Extracted data entries:

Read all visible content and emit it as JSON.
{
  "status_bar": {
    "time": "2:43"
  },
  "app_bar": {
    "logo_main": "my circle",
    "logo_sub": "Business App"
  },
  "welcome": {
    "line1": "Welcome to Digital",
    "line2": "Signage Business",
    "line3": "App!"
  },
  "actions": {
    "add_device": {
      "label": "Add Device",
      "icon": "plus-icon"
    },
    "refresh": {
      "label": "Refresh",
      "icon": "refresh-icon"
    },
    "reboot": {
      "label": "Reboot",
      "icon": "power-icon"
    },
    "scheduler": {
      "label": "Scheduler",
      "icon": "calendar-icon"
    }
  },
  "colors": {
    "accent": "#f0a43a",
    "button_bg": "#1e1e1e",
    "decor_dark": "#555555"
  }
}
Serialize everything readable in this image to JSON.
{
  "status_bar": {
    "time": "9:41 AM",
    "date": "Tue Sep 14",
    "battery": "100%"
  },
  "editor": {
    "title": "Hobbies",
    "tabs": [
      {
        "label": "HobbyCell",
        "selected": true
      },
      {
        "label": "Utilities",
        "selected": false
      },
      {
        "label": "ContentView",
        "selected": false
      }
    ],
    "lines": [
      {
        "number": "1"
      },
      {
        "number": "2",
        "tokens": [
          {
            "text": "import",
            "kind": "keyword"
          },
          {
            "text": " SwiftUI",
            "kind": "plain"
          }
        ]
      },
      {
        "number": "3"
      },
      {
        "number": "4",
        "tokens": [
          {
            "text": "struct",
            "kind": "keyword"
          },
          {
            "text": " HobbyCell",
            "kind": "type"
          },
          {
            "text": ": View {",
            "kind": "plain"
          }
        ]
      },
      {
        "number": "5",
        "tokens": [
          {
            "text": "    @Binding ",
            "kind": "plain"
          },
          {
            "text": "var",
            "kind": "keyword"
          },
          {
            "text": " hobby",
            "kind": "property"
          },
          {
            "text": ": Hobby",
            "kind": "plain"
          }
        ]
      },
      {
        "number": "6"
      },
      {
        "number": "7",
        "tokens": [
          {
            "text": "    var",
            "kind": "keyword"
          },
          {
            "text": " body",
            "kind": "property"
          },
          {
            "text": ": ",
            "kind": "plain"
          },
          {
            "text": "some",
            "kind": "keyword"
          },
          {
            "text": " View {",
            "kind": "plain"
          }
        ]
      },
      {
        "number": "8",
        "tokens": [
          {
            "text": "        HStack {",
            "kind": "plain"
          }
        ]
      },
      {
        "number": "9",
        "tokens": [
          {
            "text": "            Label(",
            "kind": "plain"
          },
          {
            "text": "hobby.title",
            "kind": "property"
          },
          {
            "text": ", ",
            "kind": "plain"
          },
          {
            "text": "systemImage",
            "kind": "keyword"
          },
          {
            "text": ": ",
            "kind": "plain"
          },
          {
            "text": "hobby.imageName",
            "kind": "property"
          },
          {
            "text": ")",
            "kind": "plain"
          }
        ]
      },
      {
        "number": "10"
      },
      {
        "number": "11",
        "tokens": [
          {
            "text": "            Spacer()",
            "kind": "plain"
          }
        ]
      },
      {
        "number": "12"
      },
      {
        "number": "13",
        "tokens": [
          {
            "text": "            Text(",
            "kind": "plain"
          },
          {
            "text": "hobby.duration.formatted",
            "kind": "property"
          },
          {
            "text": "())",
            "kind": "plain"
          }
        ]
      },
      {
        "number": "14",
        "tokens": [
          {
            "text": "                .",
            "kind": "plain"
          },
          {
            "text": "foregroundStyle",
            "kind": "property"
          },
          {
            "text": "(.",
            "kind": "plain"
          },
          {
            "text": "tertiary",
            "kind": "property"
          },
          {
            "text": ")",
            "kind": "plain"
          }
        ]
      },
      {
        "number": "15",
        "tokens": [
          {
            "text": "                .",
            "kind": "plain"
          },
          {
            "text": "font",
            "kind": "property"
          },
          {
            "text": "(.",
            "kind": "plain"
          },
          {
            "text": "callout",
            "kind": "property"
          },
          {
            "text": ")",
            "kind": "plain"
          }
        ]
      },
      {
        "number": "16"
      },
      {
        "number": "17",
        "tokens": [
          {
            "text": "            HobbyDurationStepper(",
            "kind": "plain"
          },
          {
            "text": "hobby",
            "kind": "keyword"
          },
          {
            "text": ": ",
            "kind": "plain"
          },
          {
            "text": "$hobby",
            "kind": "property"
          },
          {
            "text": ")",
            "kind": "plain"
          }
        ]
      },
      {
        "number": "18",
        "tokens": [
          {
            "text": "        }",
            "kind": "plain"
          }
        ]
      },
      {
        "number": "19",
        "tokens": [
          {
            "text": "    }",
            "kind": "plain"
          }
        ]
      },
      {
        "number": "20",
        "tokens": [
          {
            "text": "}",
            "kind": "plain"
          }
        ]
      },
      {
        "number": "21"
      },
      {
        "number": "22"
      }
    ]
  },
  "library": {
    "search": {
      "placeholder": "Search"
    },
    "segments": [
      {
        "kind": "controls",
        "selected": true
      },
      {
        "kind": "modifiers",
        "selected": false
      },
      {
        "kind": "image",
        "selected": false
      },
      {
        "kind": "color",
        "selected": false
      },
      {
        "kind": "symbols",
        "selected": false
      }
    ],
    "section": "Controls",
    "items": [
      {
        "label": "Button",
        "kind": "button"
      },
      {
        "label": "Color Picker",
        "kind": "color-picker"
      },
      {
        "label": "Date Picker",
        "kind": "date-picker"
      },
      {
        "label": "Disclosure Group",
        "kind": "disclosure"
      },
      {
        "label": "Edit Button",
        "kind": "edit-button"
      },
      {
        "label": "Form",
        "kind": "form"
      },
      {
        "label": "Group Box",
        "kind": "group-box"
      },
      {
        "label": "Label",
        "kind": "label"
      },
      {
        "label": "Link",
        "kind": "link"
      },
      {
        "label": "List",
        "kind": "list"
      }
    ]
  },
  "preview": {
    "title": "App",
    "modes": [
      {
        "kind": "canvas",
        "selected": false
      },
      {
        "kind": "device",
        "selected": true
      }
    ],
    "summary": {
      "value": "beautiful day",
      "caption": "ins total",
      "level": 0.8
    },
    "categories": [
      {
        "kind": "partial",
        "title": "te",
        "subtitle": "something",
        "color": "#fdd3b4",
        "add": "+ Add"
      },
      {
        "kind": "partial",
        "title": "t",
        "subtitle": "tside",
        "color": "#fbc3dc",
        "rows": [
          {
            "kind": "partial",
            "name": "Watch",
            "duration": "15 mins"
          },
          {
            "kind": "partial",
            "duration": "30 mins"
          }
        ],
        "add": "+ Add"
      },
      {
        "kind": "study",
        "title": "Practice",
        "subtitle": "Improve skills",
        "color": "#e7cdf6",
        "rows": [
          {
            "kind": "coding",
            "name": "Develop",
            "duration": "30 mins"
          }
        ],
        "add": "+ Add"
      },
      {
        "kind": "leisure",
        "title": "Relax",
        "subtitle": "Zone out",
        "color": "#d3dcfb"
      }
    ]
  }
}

● **Task to carry out**
Make an exact copy of the listing, including every line.

● **Complete answer**
Read all visible content and emit it as JSON.
{
  "status_bar": {
    "time": "2:43"
  },
  "app_bar": {
    "logo_main": "my circle",
    "logo_sub": "Business App"
  },
  "welcome": {
    "line1": "Welcome to Digital",
    "line2": "Signage Business",
    "line3": "App!"
  },
  "actions": {
    "add_device": {
      "label": "Add Device",
      "icon": "plus-icon"
    },
    "refresh": {
      "label": "Refresh",
      "icon": "refresh-icon"
    },
    "reboot": {
      "label": "Reboot",
      "icon": "power-icon"
    },
    "scheduler": {
      "label": "Scheduler",
      "icon": "calendar-icon"
    }
  },
  "colors": {
    "accent": "#f0a43a",
    "button_bg": "#1e1e1e",
    "decor_dark": "#555555"
  }
}
Serialize everything readable in this image to JSON.
{
  "status_bar": {
    "time": "9:41 AM",
    "date": "Tue Sep 14",
    "battery": "100%"
  },
  "editor": {
    "title": "Hobbies",
    "tabs": [
      {
        "label": "HobbyCell",
        "selected": true
      },
      {
        "label": "Utilities",
        "selected": false
      },
      {
        "label": "ContentView",
        "selected": false
      }
    ],
    "lines": [
      {
        "number": "1"
      },
      {
        "number": "2",
        "tokens": [
          {
            "text": "import",
            "kind": "keyword"
          },
          {
            "text": " SwiftUI",
            "kind": "plain"
          }
        ]
      },
      {
        "number": "3"
      },
      {
        "number": "4",
        "tokens": [
          {
            "text": "struct",
            "kind": "keyword"
          },
          {
            "text": " HobbyCell",
            "kind": "type"
          },
          {
            "text": ": View {",
            "kind": "plain"
          }
        ]
      },
      {
        "number": "5",
        "tokens": [
          {
            "text": "    @Binding ",
            "kind": "plain"
          },
          {
            "text": "var",
            "kind": "keyword"
          },
          {
            "text": " hobby",
            "kind": "property"
          },
          {
            "text": ": Hobby",
            "kind": "plain"
          }
        ]
      },
      {
        "number": "6"
      },
      {
        "number": "7",
        "tokens": [
          {
            "text": "    var",
            "kind": "keyword"
          },
          {
            "text": " body",
            "kind": "property"
          },
          {
            "text": ": ",
            "kind": "plain"
          },
          {
            "text": "some",
            "kind": "keyword"
          },
          {
            "text": " View {",
            "kind": "plain"
          }
        ]
      },
      {
        "number": "8",
        "tokens": [
          {
            "text": "        HStack {",
            "kind": "plain"
          }
        ]
      },
      {
        "number": "9",
        "tokens": [
          {
            "text": "            Label(",
            "kind": "plain"
          },
          {
            "text": "hobby.title",
            "kind": "property"
          },
          {
            "text": ", ",
            "kind": "plain"
          },
          {
            "text": "systemImage",
            "kind": "keyword"
          },
          {
            "text": ": ",
            "kind": "plain"
          },
          {
            "text": "hobby.imageName",
            "kind": "property"
          },
          {
            "text": ")",
            "kind": "plain"
          }
        ]
      },
      {
        "number": "10"
      },
      {
        "number": "11",
        "tokens": [
          {
            "text": "            Spacer()",
            "kind": "plain"
          }
        ]
      },
      {
        "number": "12"
      },
      {
        "number": "13",
        "tokens": [
          {
            "text": "            Text(",
            "kind": "plain"
          },
          {
            "text": "hobby.duration.formatted",
            "kind": "property"
          },
          {
            "text": "())",
            "kind": "plain"
          }
        ]
      },
      {
        "number": "14",
        "tokens": [
          {
            "text": "                .",
            "kind": "plain"
          },
          {
            "text": "foregroundStyle",
            "kind": "property"
          },
          {
            "text": "(.",
            "kind": "plain"
          },
          {
            "text": "tertiary",
            "kind": "property"
          },
          {
            "text": ")",
            "kind": "plain"
          }
        ]
      },
      {
        "number": "15",
        "tokens": [
          {
            "text": "                .",
            "kind": "plain"
          },
          {
            "text": "font",
            "kind": "property"
          },
          {
            "text": "(.",
            "kind": "plain"
          },
          {
            "text": "callout",
            "kind": "property"
          },
          {
            "text": ")",
            "kind": "plain"
          }
        ]
      },
      {
        "number": "16"
      },
      {
        "number": "17",
        "tokens": [
          {
            "text": "            HobbyDurationStepper(",
            "kind": "plain"
          },
          {
            "text": "hobby",
            "kind": "keyword"
          },
          {
            "text": ": ",
            "kind": "plain"
          },
          {
            "text": "$hobby",
            "kind": "property"
          },
          {
            "text": ")",
            "kind": "plain"
          }
        ]
      },
      {
        "number": "18",
        "tokens": [
          {
            "text": "        }",
            "kind": "plain"
          }
        ]
      },
      {
        "number": "19",
        "tokens": [
          {
            "text": "    }",
            "kind": "plain"
          }
        ]
      },
      {
        "number": "20",
        "tokens": [
          {
            "text": "}",
            "kind": "plain"
          }
        ]
      },
      {
        "number": "21"
      },
      {
        "number": "22"
      }
    ]
  },
  "library": {
    "search": {
      "placeholder": "Search"
    },
    "segments": [
      {
        "kind": "controls",
        "selected": true
      },
      {
        "kind": "modifiers",
        "selected": false
      },
      {
        "kind": "image",
        "selected": false
      },
      {
        "kind": "color",
        "selected": false
      },
      {
        "kind": "symbols",
        "selected": false
      }
    ],
    "section": "Controls",
    "items": [
      {
        "label": "Button",
        "kind": "button"
      },
      {
        "label": "Color Picker",
        "kind": "color-picker"
      },
      {
        "label": "Date Picker",
        "kind": "date-picker"
      },
      {
        "label": "Disclosure Group",
        "kind": "disclosure"
      },
      {
        "label": "Edit Button",
        "kind": "edit-button"
      },
      {
        "label": "Form",
        "kind": "form"
      },
      {
        "label": "Group Box",
        "kind": "group-box"
      },
      {
        "label": "Label",
        "kind": "label"
      },
      {
        "label": "Link",
        "kind": "link"
      },
      {
        "label": "List",
        "kind": "list"
      }
    ]
  },
  "preview": {
    "title": "App",
    "modes": [
      {
        "kind": "canvas",
        "selected": false
      },
      {
        "kind": "device",
        "selected": true
      }
    ],
    "summary": {
      "value": "beautiful day",
      "caption": "ins total",
      "level": 0.8
    },
    "categories": [
      {
        "kind": "partial",
        "title": "te",
        "subtitle": "something",
        "color": "#fdd3b4",
        "add": "+ Add"
      },
      {
        "kind": "partial",
        "title": "t",
        "subtitle": "tside",
        "color": "#fbc3dc",
        "rows": [
          {
            "kind": "partial",
            "name": "Watch",
            "duration": "15 mins"
          },
          {
            "kind": "partial",
            "duration": "30 mins"
          }
        ],
        "add": "+ Add"
      },
      {
        "kind": "study",
        "title": "Practice",
        "subtitle": "Improve skills",
        "color": "#e7cdf6",
        "rows": [
          {
            "kind": "coding",
            "name": "Develop",
            "duration": "30 mins"
          }
        ],
        "add": "+ Add"
      },
      {
        "kind": "leisure",
        "title": "Relax",
        "subtitle": "Zone out",
        "color": "#d3dcfb"
      }
    ]
  }
}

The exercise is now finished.